▶ **What is required**: Go through the lines below and copy each one that holds the string "JSON".

begin Given data

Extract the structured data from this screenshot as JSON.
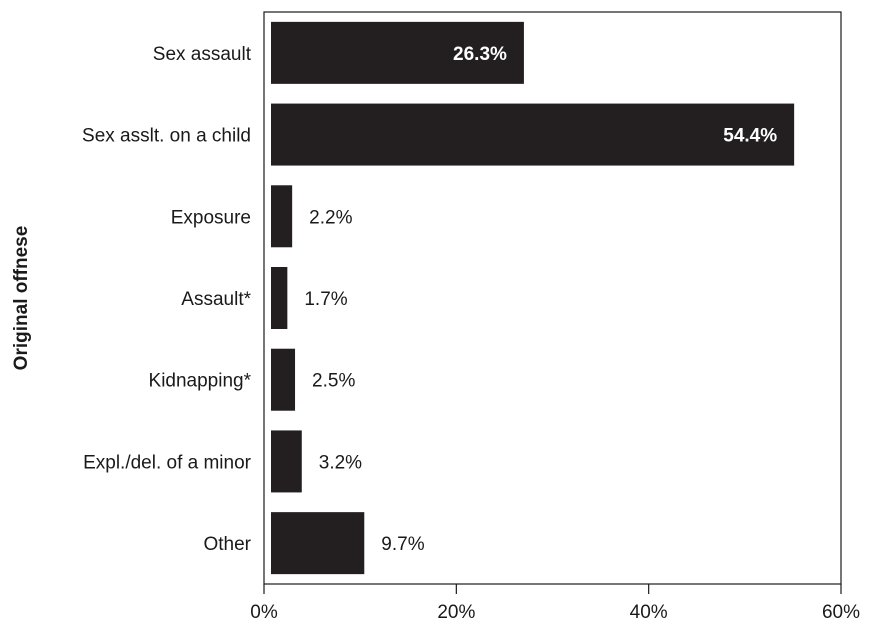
{
  "chart_data": {
    "type": "bar",
    "orientation": "horizontal",
    "categories": [
      "Sex assault",
      "Sex asslt. on a child",
      "Exposure",
      "Assault*",
      "Kidnapping*",
      "Expl./del. of a minor",
      "Other"
    ],
    "values": [
      26.3,
      54.4,
      2.2,
      1.7,
      2.5,
      3.2,
      9.7
    ],
    "value_labels": [
      "26.3%",
      "54.4%",
      "2.2%",
      "1.7%",
      "2.5%",
      "3.2%",
      "9.7%"
    ],
    "ylabel": "Original offnese",
    "xlabel": "",
    "xlim": [
      0,
      60
    ],
    "xticks": [
      0,
      20,
      40,
      60
    ],
    "xtick_labels": [
      "0%",
      "20%",
      "40%",
      "60%"
    ],
    "bar_color": "#231f20",
    "grid": false,
    "legend": "none"
  }
}
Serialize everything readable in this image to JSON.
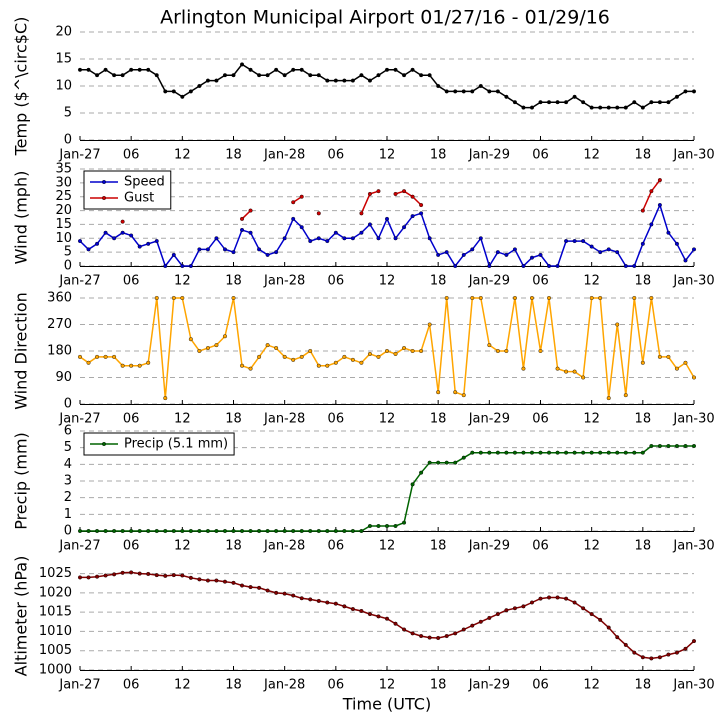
{
  "chart_data": [
    {
      "type": "line",
      "title": "Arlington Municipal Airport 01/27/16 - 01/29/16",
      "ylabel": "Temp ($^\\circ$C)",
      "x": [
        0,
        1,
        2,
        3,
        4,
        5,
        6,
        7,
        8,
        9,
        10,
        11,
        12,
        13,
        14,
        15,
        16,
        17,
        18,
        19,
        20,
        21,
        22,
        23,
        24,
        25,
        26,
        27,
        28,
        29,
        30,
        31,
        32,
        33,
        34,
        35,
        36,
        37,
        38,
        39,
        40,
        41,
        42,
        43,
        44,
        45,
        46,
        47,
        48,
        49,
        50,
        51,
        52,
        53,
        54,
        55,
        56,
        57,
        58,
        59,
        60,
        61,
        62,
        63,
        64,
        65,
        66,
        67,
        68,
        69,
        70,
        71,
        72
      ],
      "series": [
        {
          "color": "#000000",
          "values": [
            13,
            13,
            12,
            13,
            12,
            12,
            13,
            13,
            13,
            12,
            9,
            9,
            8,
            9,
            10,
            11,
            11,
            12,
            12,
            14,
            13,
            12,
            12,
            13,
            12,
            13,
            13,
            12,
            12,
            11,
            11,
            11,
            11,
            12,
            11,
            12,
            13,
            13,
            12,
            13,
            12,
            12,
            10,
            9,
            9,
            9,
            9,
            10,
            9,
            9,
            8,
            7,
            6,
            6,
            7,
            7,
            7,
            7,
            8,
            7,
            6,
            6,
            6,
            6,
            6,
            7,
            6,
            7,
            7,
            7,
            8,
            9,
            9
          ]
        }
      ],
      "xlim": [
        0,
        72
      ],
      "xticks": [
        {
          "value": 0,
          "label": "Jan-27"
        },
        {
          "value": 6,
          "label": "06"
        },
        12,
        18,
        {
          "value": 24,
          "label": "Jan-28"
        },
        {
          "value": 30,
          "label": "06"
        },
        {
          "value": 36,
          "label": "12"
        },
        {
          "value": 42,
          "label": "18"
        },
        {
          "value": 48,
          "label": "Jan-29"
        },
        {
          "value": 54,
          "label": "06"
        },
        {
          "value": 60,
          "label": "12"
        },
        {
          "value": 66,
          "label": "18"
        },
        {
          "value": 72,
          "label": "Jan-30"
        }
      ],
      "ylim": [
        0,
        20
      ],
      "yticks": [
        0,
        5,
        10,
        15,
        20
      ],
      "grid": true
    },
    {
      "type": "line",
      "ylabel": "Wind (mph)",
      "legend": "upper left",
      "x": [
        0,
        1,
        2,
        3,
        4,
        5,
        6,
        7,
        8,
        9,
        10,
        11,
        12,
        13,
        14,
        15,
        16,
        17,
        18,
        19,
        20,
        21,
        22,
        23,
        24,
        25,
        26,
        27,
        28,
        29,
        30,
        31,
        32,
        33,
        34,
        35,
        36,
        37,
        38,
        39,
        40,
        41,
        42,
        43,
        44,
        45,
        46,
        47,
        48,
        49,
        50,
        51,
        52,
        53,
        54,
        55,
        56,
        57,
        58,
        59,
        60,
        61,
        62,
        63,
        64,
        65,
        66,
        67,
        68,
        69,
        70,
        71,
        72
      ],
      "series": [
        {
          "name": "Speed",
          "color": "#0000cc",
          "values": [
            9,
            6,
            8,
            12,
            10,
            12,
            11,
            7,
            8,
            9,
            0,
            4,
            0,
            0,
            6,
            6,
            10,
            6,
            5,
            13,
            12,
            6,
            4,
            5,
            10,
            17,
            14,
            9,
            10,
            9,
            12,
            10,
            10,
            12,
            15,
            10,
            17,
            10,
            14,
            18,
            19,
            10,
            4,
            5,
            0,
            4,
            6,
            10,
            0,
            5,
            4,
            6,
            0,
            3,
            4,
            0,
            0,
            9,
            9,
            9,
            7,
            5,
            6,
            5,
            0,
            0,
            8,
            15,
            22,
            12,
            8,
            2,
            6
          ]
        },
        {
          "name": "Gust",
          "color": "#cc0000",
          "values": [
            null,
            null,
            null,
            null,
            null,
            16,
            null,
            null,
            null,
            null,
            null,
            null,
            null,
            null,
            null,
            null,
            null,
            null,
            null,
            17,
            20,
            null,
            null,
            null,
            null,
            23,
            25,
            null,
            19,
            null,
            null,
            null,
            null,
            19,
            26,
            27,
            null,
            26,
            27,
            25,
            22,
            null,
            null,
            null,
            null,
            null,
            null,
            null,
            null,
            null,
            null,
            null,
            null,
            null,
            null,
            null,
            null,
            null,
            null,
            null,
            null,
            null,
            null,
            null,
            null,
            null,
            20,
            27,
            31,
            null,
            null,
            null,
            null
          ]
        }
      ],
      "xlim": [
        0,
        72
      ],
      "xticks": [
        {
          "value": 0,
          "label": "Jan-27"
        },
        {
          "value": 6,
          "label": "06"
        },
        12,
        18,
        {
          "value": 24,
          "label": "Jan-28"
        },
        {
          "value": 30,
          "label": "06"
        },
        {
          "value": 36,
          "label": "12"
        },
        {
          "value": 42,
          "label": "18"
        },
        {
          "value": 48,
          "label": "Jan-29"
        },
        {
          "value": 54,
          "label": "06"
        },
        {
          "value": 60,
          "label": "12"
        },
        {
          "value": 66,
          "label": "18"
        },
        {
          "value": 72,
          "label": "Jan-30"
        }
      ],
      "ylim": [
        0,
        35
      ],
      "yticks": [
        0,
        5,
        10,
        15,
        20,
        25,
        30,
        35
      ],
      "grid": true
    },
    {
      "type": "line",
      "ylabel": "Wind Direction",
      "x": [
        0,
        1,
        2,
        3,
        4,
        5,
        6,
        7,
        8,
        9,
        10,
        11,
        12,
        13,
        14,
        15,
        16,
        17,
        18,
        19,
        20,
        21,
        22,
        23,
        24,
        25,
        26,
        27,
        28,
        29,
        30,
        31,
        32,
        33,
        34,
        35,
        36,
        37,
        38,
        39,
        40,
        41,
        42,
        43,
        44,
        45,
        46,
        47,
        48,
        49,
        50,
        51,
        52,
        53,
        54,
        55,
        56,
        57,
        58,
        59,
        60,
        61,
        62,
        63,
        64,
        65,
        66,
        67,
        68,
        69,
        70,
        71,
        72
      ],
      "series": [
        {
          "color": "#ffa500",
          "values": [
            160,
            140,
            160,
            160,
            160,
            130,
            130,
            130,
            140,
            360,
            20,
            360,
            360,
            220,
            180,
            190,
            200,
            230,
            360,
            130,
            120,
            160,
            200,
            190,
            160,
            150,
            160,
            180,
            130,
            130,
            140,
            160,
            150,
            140,
            170,
            160,
            180,
            170,
            190,
            180,
            180,
            270,
            40,
            360,
            40,
            30,
            360,
            360,
            200,
            180,
            180,
            360,
            120,
            360,
            180,
            360,
            120,
            110,
            110,
            90,
            360,
            360,
            20,
            270,
            30,
            360,
            140,
            360,
            160,
            160,
            120,
            140,
            90
          ]
        }
      ],
      "xlim": [
        0,
        72
      ],
      "xticks": [
        {
          "value": 0,
          "label": "Jan-27"
        },
        {
          "value": 6,
          "label": "06"
        },
        12,
        18,
        {
          "value": 24,
          "label": "Jan-28"
        },
        {
          "value": 30,
          "label": "06"
        },
        {
          "value": 36,
          "label": "12"
        },
        {
          "value": 42,
          "label": "18"
        },
        {
          "value": 48,
          "label": "Jan-29"
        },
        {
          "value": 54,
          "label": "06"
        },
        {
          "value": 60,
          "label": "12"
        },
        {
          "value": 66,
          "label": "18"
        },
        {
          "value": 72,
          "label": "Jan-30"
        }
      ],
      "ylim": [
        0,
        360
      ],
      "yticks": [
        0,
        90,
        180,
        270,
        360
      ],
      "grid": true
    },
    {
      "type": "line",
      "ylabel": "Precip (mm)",
      "legend": "upper left",
      "x": [
        0,
        1,
        2,
        3,
        4,
        5,
        6,
        7,
        8,
        9,
        10,
        11,
        12,
        13,
        14,
        15,
        16,
        17,
        18,
        19,
        20,
        21,
        22,
        23,
        24,
        25,
        26,
        27,
        28,
        29,
        30,
        31,
        32,
        33,
        34,
        35,
        36,
        37,
        38,
        39,
        40,
        41,
        42,
        43,
        44,
        45,
        46,
        47,
        48,
        49,
        50,
        51,
        52,
        53,
        54,
        55,
        56,
        57,
        58,
        59,
        60,
        61,
        62,
        63,
        64,
        65,
        66,
        67,
        68,
        69,
        70,
        71,
        72
      ],
      "series": [
        {
          "name": "Precip (5.1 mm)",
          "color": "#006400",
          "values": [
            0,
            0,
            0,
            0,
            0,
            0,
            0,
            0,
            0,
            0,
            0,
            0,
            0,
            0,
            0,
            0,
            0,
            0,
            0,
            0,
            0,
            0,
            0,
            0,
            0,
            0,
            0,
            0,
            0,
            0,
            0,
            0,
            0,
            0,
            0.3,
            0.3,
            0.3,
            0.3,
            0.5,
            2.8,
            3.5,
            4.1,
            4.1,
            4.1,
            4.1,
            4.4,
            4.7,
            4.7,
            4.7,
            4.7,
            4.7,
            4.7,
            4.7,
            4.7,
            4.7,
            4.7,
            4.7,
            4.7,
            4.7,
            4.7,
            4.7,
            4.7,
            4.7,
            4.7,
            4.7,
            4.7,
            4.7,
            5.1,
            5.1,
            5.1,
            5.1,
            5.1,
            5.1
          ]
        }
      ],
      "xlim": [
        0,
        72
      ],
      "xticks": [
        {
          "value": 0,
          "label": "Jan-27"
        },
        {
          "value": 6,
          "label": "06"
        },
        12,
        18,
        {
          "value": 24,
          "label": "Jan-28"
        },
        {
          "value": 30,
          "label": "06"
        },
        {
          "value": 36,
          "label": "12"
        },
        {
          "value": 42,
          "label": "18"
        },
        {
          "value": 48,
          "label": "Jan-29"
        },
        {
          "value": 54,
          "label": "06"
        },
        {
          "value": 60,
          "label": "12"
        },
        {
          "value": 66,
          "label": "18"
        },
        {
          "value": 72,
          "label": "Jan-30"
        }
      ],
      "ylim": [
        0,
        6
      ],
      "yticks": [
        0,
        1,
        2,
        3,
        4,
        5,
        6
      ],
      "grid": true
    },
    {
      "type": "line",
      "ylabel": "Altimeter (hPa)",
      "xlabel": "Time (UTC)",
      "x": [
        0,
        1,
        2,
        3,
        4,
        5,
        6,
        7,
        8,
        9,
        10,
        11,
        12,
        13,
        14,
        15,
        16,
        17,
        18,
        19,
        20,
        21,
        22,
        23,
        24,
        25,
        26,
        27,
        28,
        29,
        30,
        31,
        32,
        33,
        34,
        35,
        36,
        37,
        38,
        39,
        40,
        41,
        42,
        43,
        44,
        45,
        46,
        47,
        48,
        49,
        50,
        51,
        52,
        53,
        54,
        55,
        56,
        57,
        58,
        59,
        60,
        61,
        62,
        63,
        64,
        65,
        66,
        67,
        68,
        69,
        70,
        71,
        72
      ],
      "series": [
        {
          "color": "#800000",
          "values": [
            1024,
            1024,
            1024.2,
            1024.5,
            1024.8,
            1025.2,
            1025.3,
            1025,
            1024.9,
            1024.6,
            1024.4,
            1024.6,
            1024.5,
            1023.9,
            1023.5,
            1023.2,
            1023.2,
            1022.9,
            1022.6,
            1021.9,
            1021.5,
            1021.3,
            1020.6,
            1020,
            1019.8,
            1019.3,
            1018.6,
            1018.3,
            1017.9,
            1017.5,
            1017.2,
            1016.5,
            1015.8,
            1015.3,
            1014.5,
            1013.9,
            1013.3,
            1012,
            1010.5,
            1009.5,
            1008.8,
            1008.4,
            1008.3,
            1008.8,
            1009.5,
            1010.5,
            1011.5,
            1012.5,
            1013.5,
            1014.5,
            1015.5,
            1016,
            1016.5,
            1017.5,
            1018.5,
            1018.8,
            1018.8,
            1018.5,
            1017.5,
            1016,
            1014.5,
            1013,
            1011,
            1008.5,
            1006.5,
            1004.5,
            1003.3,
            1003,
            1003.3,
            1004,
            1004.5,
            1005.5,
            1007.5
          ]
        }
      ],
      "xlim": [
        0,
        72
      ],
      "xticks": [
        {
          "value": 0,
          "label": "Jan-27"
        },
        {
          "value": 6,
          "label": "06"
        },
        12,
        18,
        {
          "value": 24,
          "label": "Jan-28"
        },
        {
          "value": 30,
          "label": "06"
        },
        {
          "value": 36,
          "label": "12"
        },
        {
          "value": 42,
          "label": "18"
        },
        {
          "value": 48,
          "label": "Jan-29"
        },
        {
          "value": 54,
          "label": "06"
        },
        {
          "value": 60,
          "label": "12"
        },
        {
          "value": 66,
          "label": "18"
        },
        {
          "value": 72,
          "label": "Jan-30"
        }
      ],
      "ylim": [
        1000,
        1028
      ],
      "yticks": [
        1000,
        1005,
        1010,
        1015,
        1020,
        1025
      ],
      "grid": true
    }
  ]
}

end Given data

▶ **Worked solution**:
Extract the structured data from this screenshot as JSON.
Serialize everything readable in this image to JSON.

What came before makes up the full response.